━━━━━ DATA IN THIS EXERCISE

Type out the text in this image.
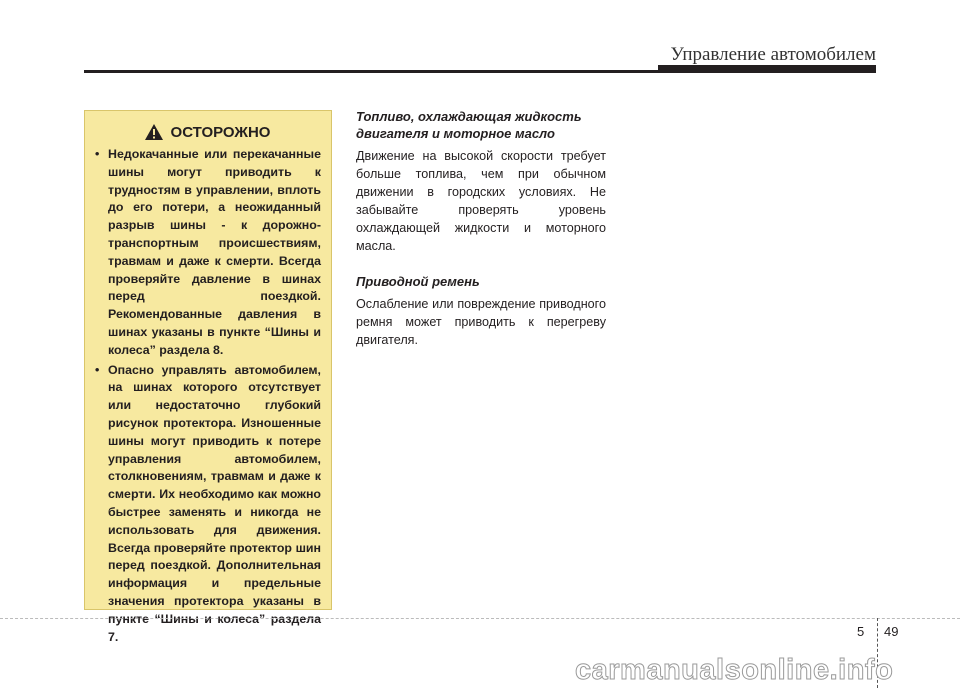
Управление автомобилем
ОСТОРОЖНО
• Недокачанные или перекачанные шины могут приводить к трудностям в управлении, вплоть до его потери, а неожиданный разрыв шины - к дорожно-транспортным происшествиям, травмам и даже к смерти. Всегда проверяйте давление в шинах перед поездкой. Рекомендованные давления в шинах указаны в пункте “Шины и колеса” раздела 8.
• Опасно управлять автомобилем, на шинах которого отсутствует или недостаточно глубокий рисунок протектора. Изношенные шины могут приводить к потере управления автомобилем, столкновениям, травмам и даже к смерти. Их необходимо как можно быстрее заменять и никогда не использовать для движения. Всегда проверяйте протектор шин перед поездкой. Дополнительная информация и предельные значения протектора указаны в пункте “Шины и колеса” раздела 7.
Топливо, охлаждающая жидкость двигателя и моторное масло

Движение на высокой скорости требует больше топлива, чем при обычном движении в городских условиях. Не забывайте проверять уровень охлаждающей жидкости и моторного масла.

Приводной ремень

Ослабление или повреждение приводного ремня может приводить к перегреву двигателя.

5 49
carmanualsonline.info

━━━━━━━━━━

AIM:
List each line in the listing that contains the string "двигателя".

RESPONSE FOR THIS EXERCISE:
Топливо, охлаждающая жидкость двигателя и моторное масло
Ослабление или повреждение приводного ремня может приводить к перегреву двигателя.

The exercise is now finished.